## Start Supplied records

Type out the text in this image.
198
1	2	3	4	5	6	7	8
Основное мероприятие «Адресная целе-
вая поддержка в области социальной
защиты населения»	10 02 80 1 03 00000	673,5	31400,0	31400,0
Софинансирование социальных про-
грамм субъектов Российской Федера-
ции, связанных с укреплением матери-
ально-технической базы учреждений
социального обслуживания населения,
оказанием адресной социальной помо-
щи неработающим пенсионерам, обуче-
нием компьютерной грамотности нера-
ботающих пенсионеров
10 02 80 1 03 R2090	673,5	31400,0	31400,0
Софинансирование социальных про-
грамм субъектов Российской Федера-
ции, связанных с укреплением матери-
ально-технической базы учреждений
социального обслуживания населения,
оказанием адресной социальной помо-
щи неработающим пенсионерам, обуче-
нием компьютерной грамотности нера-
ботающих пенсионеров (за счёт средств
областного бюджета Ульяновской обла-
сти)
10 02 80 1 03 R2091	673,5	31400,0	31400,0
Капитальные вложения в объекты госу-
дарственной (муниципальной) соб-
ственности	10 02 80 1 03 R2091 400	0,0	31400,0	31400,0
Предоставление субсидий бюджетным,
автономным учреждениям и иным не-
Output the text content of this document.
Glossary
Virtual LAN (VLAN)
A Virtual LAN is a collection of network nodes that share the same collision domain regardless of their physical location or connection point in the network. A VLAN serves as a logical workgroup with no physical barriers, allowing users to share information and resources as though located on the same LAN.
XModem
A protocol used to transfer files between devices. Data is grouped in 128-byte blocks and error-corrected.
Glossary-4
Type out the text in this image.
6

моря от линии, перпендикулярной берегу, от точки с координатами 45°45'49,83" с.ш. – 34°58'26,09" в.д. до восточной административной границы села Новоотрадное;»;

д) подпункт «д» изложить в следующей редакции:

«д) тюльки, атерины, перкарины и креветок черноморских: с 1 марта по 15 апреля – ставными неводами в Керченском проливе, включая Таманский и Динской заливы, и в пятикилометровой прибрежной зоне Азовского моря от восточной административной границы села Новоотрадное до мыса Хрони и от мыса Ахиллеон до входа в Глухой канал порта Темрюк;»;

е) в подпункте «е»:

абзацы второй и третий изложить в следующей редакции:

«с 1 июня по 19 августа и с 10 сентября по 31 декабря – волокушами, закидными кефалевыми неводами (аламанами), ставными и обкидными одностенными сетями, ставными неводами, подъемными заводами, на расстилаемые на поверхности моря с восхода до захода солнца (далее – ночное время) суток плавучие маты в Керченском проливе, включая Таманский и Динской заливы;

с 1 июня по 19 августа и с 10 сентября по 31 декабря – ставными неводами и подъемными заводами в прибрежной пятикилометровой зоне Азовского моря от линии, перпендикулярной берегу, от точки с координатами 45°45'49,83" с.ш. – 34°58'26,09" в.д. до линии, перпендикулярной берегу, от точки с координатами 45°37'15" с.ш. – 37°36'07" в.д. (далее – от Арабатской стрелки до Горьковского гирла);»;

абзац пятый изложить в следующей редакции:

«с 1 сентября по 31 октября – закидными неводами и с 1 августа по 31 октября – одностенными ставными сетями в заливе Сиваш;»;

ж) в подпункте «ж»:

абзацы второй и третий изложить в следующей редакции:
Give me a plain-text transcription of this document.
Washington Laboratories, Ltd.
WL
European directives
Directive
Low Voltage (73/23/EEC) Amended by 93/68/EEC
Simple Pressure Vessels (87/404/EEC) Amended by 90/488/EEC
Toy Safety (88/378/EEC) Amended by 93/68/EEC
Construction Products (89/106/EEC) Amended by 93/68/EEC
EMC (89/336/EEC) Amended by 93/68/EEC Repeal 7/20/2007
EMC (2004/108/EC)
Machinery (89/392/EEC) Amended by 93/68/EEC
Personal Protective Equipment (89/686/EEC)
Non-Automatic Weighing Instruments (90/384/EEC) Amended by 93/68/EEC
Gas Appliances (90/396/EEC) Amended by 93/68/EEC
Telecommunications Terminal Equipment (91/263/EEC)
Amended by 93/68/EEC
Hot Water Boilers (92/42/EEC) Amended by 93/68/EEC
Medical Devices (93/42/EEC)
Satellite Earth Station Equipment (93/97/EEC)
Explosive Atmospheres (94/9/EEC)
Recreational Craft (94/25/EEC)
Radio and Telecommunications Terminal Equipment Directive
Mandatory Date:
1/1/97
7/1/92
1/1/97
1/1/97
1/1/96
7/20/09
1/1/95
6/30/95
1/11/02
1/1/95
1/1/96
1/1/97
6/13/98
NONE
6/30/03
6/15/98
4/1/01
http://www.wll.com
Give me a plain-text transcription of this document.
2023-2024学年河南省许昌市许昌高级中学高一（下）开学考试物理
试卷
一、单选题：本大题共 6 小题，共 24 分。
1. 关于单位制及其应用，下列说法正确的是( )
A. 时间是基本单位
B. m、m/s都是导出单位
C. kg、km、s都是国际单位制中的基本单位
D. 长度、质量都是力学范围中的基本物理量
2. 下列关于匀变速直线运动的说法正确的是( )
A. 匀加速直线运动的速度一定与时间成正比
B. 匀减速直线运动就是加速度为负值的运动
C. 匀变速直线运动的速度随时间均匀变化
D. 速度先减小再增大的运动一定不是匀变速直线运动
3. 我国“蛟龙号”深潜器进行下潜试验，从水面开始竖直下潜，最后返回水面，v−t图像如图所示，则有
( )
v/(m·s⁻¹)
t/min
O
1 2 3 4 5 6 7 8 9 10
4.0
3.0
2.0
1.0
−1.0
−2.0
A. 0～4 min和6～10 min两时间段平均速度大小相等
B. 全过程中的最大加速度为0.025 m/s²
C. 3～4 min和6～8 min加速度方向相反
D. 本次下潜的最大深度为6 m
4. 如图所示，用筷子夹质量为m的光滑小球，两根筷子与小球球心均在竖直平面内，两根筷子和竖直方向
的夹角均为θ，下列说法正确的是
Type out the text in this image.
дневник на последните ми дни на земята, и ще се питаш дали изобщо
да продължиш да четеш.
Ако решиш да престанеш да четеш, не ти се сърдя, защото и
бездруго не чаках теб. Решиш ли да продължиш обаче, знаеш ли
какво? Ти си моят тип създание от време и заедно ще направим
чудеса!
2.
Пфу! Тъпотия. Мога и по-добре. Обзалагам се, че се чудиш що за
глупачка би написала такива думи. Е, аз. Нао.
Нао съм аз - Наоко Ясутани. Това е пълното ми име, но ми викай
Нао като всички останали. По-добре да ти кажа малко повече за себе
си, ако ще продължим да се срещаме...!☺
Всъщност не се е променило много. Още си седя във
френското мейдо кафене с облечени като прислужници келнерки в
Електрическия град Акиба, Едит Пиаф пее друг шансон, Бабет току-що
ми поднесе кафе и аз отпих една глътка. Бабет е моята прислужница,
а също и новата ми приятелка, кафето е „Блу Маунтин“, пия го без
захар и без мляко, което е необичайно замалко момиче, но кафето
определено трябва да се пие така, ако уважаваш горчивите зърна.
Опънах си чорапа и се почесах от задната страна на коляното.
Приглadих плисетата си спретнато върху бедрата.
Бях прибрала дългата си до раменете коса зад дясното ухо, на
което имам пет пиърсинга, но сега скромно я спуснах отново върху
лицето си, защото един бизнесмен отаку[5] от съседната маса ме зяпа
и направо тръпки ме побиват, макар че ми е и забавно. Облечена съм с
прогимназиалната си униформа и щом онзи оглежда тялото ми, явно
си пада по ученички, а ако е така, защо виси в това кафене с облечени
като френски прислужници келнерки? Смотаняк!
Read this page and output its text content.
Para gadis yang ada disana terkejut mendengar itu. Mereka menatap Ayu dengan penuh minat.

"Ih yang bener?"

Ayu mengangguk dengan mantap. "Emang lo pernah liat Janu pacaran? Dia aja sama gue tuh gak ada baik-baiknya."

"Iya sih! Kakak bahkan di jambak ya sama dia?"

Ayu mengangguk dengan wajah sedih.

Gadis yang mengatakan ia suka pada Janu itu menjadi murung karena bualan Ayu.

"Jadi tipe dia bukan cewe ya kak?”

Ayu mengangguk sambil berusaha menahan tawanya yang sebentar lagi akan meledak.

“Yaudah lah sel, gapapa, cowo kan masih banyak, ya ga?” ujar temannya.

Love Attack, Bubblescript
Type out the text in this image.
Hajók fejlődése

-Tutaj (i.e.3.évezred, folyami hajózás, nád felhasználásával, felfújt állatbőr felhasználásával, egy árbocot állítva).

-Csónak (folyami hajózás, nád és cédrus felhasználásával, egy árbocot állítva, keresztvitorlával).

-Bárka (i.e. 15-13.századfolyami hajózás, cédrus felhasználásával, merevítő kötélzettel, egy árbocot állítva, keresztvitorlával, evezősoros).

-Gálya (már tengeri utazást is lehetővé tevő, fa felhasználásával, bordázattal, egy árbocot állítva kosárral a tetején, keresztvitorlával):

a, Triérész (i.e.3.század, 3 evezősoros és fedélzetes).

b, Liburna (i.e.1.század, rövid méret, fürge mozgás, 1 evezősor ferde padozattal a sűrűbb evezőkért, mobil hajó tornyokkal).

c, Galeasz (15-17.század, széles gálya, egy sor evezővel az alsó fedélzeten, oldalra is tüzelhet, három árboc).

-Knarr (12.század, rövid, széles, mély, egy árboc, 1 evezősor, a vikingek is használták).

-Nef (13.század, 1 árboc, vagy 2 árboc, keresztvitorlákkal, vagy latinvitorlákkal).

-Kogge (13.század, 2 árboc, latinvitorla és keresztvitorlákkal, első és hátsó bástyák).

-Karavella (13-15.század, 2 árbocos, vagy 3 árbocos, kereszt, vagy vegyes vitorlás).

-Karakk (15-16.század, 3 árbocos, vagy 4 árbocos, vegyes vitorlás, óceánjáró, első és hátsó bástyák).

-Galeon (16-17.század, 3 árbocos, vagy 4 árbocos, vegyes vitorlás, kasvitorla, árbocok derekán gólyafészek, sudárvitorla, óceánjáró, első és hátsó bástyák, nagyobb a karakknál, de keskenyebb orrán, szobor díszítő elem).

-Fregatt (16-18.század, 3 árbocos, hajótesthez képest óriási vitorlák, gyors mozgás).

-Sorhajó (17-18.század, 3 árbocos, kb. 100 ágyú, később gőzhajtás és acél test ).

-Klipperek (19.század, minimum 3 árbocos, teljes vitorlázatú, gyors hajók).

## End Supplied records

What the task requires:
Provide only the count of lines in the data above that include the string "első".

Response to this task:
3